Directions ->
Extract each line of the data below exactly as written.

Information given ->
··········

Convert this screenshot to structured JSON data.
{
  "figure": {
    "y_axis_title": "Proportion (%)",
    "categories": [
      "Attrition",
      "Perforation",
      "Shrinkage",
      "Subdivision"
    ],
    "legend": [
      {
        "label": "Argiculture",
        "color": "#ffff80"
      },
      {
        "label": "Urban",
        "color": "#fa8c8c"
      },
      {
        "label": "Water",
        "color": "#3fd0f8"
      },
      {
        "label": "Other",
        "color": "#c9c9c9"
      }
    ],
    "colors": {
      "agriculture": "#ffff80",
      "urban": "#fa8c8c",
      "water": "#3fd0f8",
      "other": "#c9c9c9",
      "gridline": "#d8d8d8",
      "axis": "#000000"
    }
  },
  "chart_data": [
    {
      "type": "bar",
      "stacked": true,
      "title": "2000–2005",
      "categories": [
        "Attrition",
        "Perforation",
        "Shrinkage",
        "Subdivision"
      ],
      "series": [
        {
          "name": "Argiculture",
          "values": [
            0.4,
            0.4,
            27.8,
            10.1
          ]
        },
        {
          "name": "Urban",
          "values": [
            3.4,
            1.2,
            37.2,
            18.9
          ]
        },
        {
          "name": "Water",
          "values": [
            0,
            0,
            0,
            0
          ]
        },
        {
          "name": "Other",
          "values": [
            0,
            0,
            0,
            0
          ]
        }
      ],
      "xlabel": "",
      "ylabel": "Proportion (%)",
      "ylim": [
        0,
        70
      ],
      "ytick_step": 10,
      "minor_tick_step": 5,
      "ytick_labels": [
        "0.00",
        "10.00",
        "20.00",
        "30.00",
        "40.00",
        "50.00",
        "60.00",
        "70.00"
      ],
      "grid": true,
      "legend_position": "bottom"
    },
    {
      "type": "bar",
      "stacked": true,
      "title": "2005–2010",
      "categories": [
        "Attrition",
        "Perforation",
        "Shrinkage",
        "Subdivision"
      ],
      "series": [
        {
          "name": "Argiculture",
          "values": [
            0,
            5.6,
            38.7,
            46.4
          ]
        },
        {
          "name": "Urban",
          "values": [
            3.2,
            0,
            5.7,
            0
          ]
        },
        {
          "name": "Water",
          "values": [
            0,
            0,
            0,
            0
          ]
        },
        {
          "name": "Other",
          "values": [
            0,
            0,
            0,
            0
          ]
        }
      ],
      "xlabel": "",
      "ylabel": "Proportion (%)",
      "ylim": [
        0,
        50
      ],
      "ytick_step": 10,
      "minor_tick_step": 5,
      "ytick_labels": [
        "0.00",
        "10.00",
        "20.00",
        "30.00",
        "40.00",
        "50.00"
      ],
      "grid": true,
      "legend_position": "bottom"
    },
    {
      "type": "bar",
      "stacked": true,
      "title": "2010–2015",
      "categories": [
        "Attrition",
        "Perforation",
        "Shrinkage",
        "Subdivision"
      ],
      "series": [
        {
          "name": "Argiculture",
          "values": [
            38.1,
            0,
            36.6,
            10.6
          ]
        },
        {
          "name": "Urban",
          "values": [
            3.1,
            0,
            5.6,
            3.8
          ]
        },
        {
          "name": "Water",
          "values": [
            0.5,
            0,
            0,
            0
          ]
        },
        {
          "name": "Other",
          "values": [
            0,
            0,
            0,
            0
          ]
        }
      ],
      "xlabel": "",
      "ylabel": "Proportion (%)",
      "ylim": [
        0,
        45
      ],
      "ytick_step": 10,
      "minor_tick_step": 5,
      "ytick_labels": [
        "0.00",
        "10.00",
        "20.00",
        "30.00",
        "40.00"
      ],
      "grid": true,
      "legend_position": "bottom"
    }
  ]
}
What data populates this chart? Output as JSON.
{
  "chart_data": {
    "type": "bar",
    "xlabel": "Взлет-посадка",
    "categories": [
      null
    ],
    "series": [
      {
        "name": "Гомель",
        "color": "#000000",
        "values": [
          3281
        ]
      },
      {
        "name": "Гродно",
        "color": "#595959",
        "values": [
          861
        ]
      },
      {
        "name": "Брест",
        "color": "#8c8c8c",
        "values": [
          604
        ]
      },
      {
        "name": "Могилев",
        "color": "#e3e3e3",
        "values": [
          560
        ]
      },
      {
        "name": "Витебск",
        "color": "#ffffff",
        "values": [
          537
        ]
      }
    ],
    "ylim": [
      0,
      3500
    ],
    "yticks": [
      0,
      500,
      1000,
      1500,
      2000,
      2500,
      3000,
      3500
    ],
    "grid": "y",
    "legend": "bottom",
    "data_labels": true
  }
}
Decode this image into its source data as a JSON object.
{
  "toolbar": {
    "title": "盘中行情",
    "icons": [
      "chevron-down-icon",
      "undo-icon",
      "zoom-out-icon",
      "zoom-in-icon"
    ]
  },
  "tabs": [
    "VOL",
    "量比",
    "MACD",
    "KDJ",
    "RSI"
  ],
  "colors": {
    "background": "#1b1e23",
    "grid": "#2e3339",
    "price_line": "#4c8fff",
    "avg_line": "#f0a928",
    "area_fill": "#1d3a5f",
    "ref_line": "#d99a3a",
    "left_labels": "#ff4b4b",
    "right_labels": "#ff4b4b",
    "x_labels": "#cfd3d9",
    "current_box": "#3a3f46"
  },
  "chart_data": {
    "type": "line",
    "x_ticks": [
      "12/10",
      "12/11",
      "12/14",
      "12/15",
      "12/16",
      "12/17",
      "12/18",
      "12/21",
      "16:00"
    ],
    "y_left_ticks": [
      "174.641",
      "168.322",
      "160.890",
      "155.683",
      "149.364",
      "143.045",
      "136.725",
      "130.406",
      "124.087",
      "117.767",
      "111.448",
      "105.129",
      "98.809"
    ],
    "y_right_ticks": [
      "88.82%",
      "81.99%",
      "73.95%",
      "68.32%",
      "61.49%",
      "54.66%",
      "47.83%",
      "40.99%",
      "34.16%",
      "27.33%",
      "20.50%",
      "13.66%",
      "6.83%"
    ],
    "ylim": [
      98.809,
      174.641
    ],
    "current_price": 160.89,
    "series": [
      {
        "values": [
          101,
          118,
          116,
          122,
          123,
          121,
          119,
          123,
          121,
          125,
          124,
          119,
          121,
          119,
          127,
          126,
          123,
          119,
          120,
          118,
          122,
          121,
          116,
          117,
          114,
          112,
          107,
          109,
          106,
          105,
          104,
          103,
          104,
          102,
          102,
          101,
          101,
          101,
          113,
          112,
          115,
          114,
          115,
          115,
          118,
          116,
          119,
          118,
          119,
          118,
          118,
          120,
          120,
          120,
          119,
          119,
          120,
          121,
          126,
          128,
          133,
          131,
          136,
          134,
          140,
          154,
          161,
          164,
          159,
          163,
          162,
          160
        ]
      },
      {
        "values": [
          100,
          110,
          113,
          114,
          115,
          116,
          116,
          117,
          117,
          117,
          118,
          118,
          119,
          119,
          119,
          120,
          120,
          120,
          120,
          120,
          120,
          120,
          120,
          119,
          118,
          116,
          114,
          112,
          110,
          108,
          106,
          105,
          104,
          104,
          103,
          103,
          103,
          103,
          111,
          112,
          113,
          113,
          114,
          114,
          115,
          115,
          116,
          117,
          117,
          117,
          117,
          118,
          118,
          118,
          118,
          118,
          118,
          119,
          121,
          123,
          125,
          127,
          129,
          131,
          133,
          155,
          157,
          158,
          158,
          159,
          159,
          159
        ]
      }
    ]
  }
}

··········

Completed task ->
Convert this screenshot to structured JSON data.
{
  "figure": {
    "y_axis_title": "Proportion (%)",
    "categories": [
      "Attrition",
      "Perforation",
      "Shrinkage",
      "Subdivision"
    ],
    "legend": [
      {
        "label": "Argiculture",
        "color": "#ffff80"
      },
      {
        "label": "Urban",
        "color": "#fa8c8c"
      },
      {
        "label": "Water",
        "color": "#3fd0f8"
      },
      {
        "label": "Other",
        "color": "#c9c9c9"
      }
    ],
    "colors": {
      "agriculture": "#ffff80",
      "urban": "#fa8c8c",
      "water": "#3fd0f8",
      "other": "#c9c9c9",
      "gridline": "#d8d8d8",
      "axis": "#000000"
    }
  },
  "chart_data": [
    {
      "type": "bar",
      "stacked": true,
      "title": "2000–2005",
      "categories": [
        "Attrition",
        "Perforation",
        "Shrinkage",
        "Subdivision"
      ],
      "series": [
        {
          "name": "Argiculture",
          "values": [
            0.4,
            0.4,
            27.8,
            10.1
          ]
        },
        {
          "name": "Urban",
          "values": [
            3.4,
            1.2,
            37.2,
            18.9
          ]
        },
        {
          "name": "Water",
          "values": [
            0,
            0,
            0,
            0
          ]
        },
        {
          "name": "Other",
          "values": [
            0,
            0,
            0,
            0
          ]
        }
      ],
      "xlabel": "",
      "ylabel": "Proportion (%)",
      "ylim": [
        0,
        70
      ],
      "ytick_step": 10,
      "minor_tick_step": 5,
      "ytick_labels": [
        "0.00",
        "10.00",
        "20.00",
        "30.00",
        "40.00",
        "50.00",
        "60.00",
        "70.00"
      ],
      "grid": true,
      "legend_position": "bottom"
    },
    {
      "type": "bar",
      "stacked": true,
      "title": "2005–2010",
      "categories": [
        "Attrition",
        "Perforation",
        "Shrinkage",
        "Subdivision"
      ],
      "series": [
        {
          "name": "Argiculture",
          "values": [
            0,
            5.6,
            38.7,
            46.4
          ]
        },
        {
          "name": "Urban",
          "values": [
            3.2,
            0,
            5.7,
            0
          ]
        },
        {
          "name": "Water",
          "values": [
            0,
            0,
            0,
            0
          ]
        },
        {
          "name": "Other",
          "values": [
            0,
            0,
            0,
            0
          ]
        }
      ],
      "xlabel": "",
      "ylabel": "Proportion (%)",
      "ylim": [
        0,
        50
      ],
      "ytick_step": 10,
      "minor_tick_step": 5,
      "ytick_labels": [
        "0.00",
        "10.00",
        "20.00",
        "30.00",
        "40.00",
        "50.00"
      ],
      "grid": true,
      "legend_position": "bottom"
    },
    {
      "type": "bar",
      "stacked": true,
      "title": "2010–2015",
      "categories": [
        "Attrition",
        "Perforation",
        "Shrinkage",
        "Subdivision"
      ],
      "series": [
        {
          "name": "Argiculture",
          "values": [
            38.1,
            0,
            36.6,
            10.6
          ]
        },
        {
          "name": "Urban",
          "values": [
            3.1,
            0,
            5.6,
            3.8
          ]
        },
        {
          "name": "Water",
          "values": [
            0.5,
            0,
            0,
            0
          ]
        },
        {
          "name": "Other",
          "values": [
            0,
            0,
            0,
            0
          ]
        }
      ],
      "xlabel": "",
      "ylabel": "Proportion (%)",
      "ylim": [
        0,
        45
      ],
      "ytick_step": 10,
      "minor_tick_step": 5,
      "ytick_labels": [
        "0.00",
        "10.00",
        "20.00",
        "30.00",
        "40.00"
      ],
      "grid": true,
      "legend_position": "bottom"
    }
  ]
}
What data populates this chart? Output as JSON.
{
  "chart_data": {
    "type": "bar",
    "xlabel": "Взлет-посадка",
    "categories": [
      null
    ],
    "series": [
      {
        "name": "Гомель",
        "color": "#000000",
        "values": [
          3281
        ]
      },
      {
        "name": "Гродно",
        "color": "#595959",
        "values": [
          861
        ]
      },
      {
        "name": "Брест",
        "color": "#8c8c8c",
        "values": [
          604
        ]
      },
      {
        "name": "Могилев",
        "color": "#e3e3e3",
        "values": [
          560
        ]
      },
      {
        "name": "Витебск",
        "color": "#ffffff",
        "values": [
          537
        ]
      }
    ],
    "ylim": [
      0,
      3500
    ],
    "yticks": [
      0,
      500,
      1000,
      1500,
      2000,
      2500,
      3000,
      3500
    ],
    "grid": "y",
    "legend": "bottom",
    "data_labels": true
  }
}
Decode this image into its source data as a JSON object.
{
  "toolbar": {
    "title": "盘中行情",
    "icons": [
      "chevron-down-icon",
      "undo-icon",
      "zoom-out-icon",
      "zoom-in-icon"
    ]
  },
  "tabs": [
    "VOL",
    "量比",
    "MACD",
    "KDJ",
    "RSI"
  ],
  "colors": {
    "background": "#1b1e23",
    "grid": "#2e3339",
    "price_line": "#4c8fff",
    "avg_line": "#f0a928",
    "area_fill": "#1d3a5f",
    "ref_line": "#d99a3a",
    "left_labels": "#ff4b4b",
    "right_labels": "#ff4b4b",
    "x_labels": "#cfd3d9",
    "current_box": "#3a3f46"
  },
  "chart_data": {
    "type": "line",
    "x_ticks": [
      "12/10",
      "12/11",
      "12/14",
      "12/15",
      "12/16",
      "12/17",
      "12/18",
      "12/21",
      "16:00"
    ],
    "y_left_ticks": [
      "174.641",
      "168.322",
      "160.890",
      "155.683",
      "149.364",
      "143.045",
      "136.725",
      "130.406",
      "124.087",
      "117.767",
      "111.448",
      "105.129",
      "98.809"
    ],
    "y_right_ticks": [
      "88.82%",
      "81.99%",
      "73.95%",
      "68.32%",
      "61.49%",
      "54.66%",
      "47.83%",
      "40.99%",
      "34.16%",
      "27.33%",
      "20.50%",
      "13.66%",
      "6.83%"
    ],
    "ylim": [
      98.809,
      174.641
    ],
    "current_price": 160.89,
    "series": [
      {
        "values": [
          101,
          118,
          116,
          122,
          123,
          121,
          119,
          123,
          121,
          125,
          124,
          119,
          121,
          119,
          127,
          126,
          123,
          119,
          120,
          118,
          122,
          121,
          116,
          117,
          114,
          112,
          107,
          109,
          106,
          105,
          104,
          103,
          104,
          102,
          102,
          101,
          101,
          101,
          113,
          112,
          115,
          114,
          115,
          115,
          118,
          116,
          119,
          118,
          119,
          118,
          118,
          120,
          120,
          120,
          119,
          119,
          120,
          121,
          126,
          128,
          133,
          131,
          136,
          134,
          140,
          154,
          161,
          164,
          159,
          163,
          162,
          160
        ]
      },
      {
        "values": [
          100,
          110,
          113,
          114,
          115,
          116,
          116,
          117,
          117,
          117,
          118,
          118,
          119,
          119,
          119,
          120,
          120,
          120,
          120,
          120,
          120,
          120,
          120,
          119,
          118,
          116,
          114,
          112,
          110,
          108,
          106,
          105,
          104,
          104,
          103,
          103,
          103,
          103,
          111,
          112,
          113,
          113,
          114,
          114,
          115,
          115,
          116,
          117,
          117,
          117,
          117,
          118,
          118,
          118,
          118,
          118,
          118,
          119,
          121,
          123,
          125,
          127,
          129,
          131,
          133,
          155,
          157,
          158,
          158,
          159,
          159,
          159
        ]
      }
    ]
  }
}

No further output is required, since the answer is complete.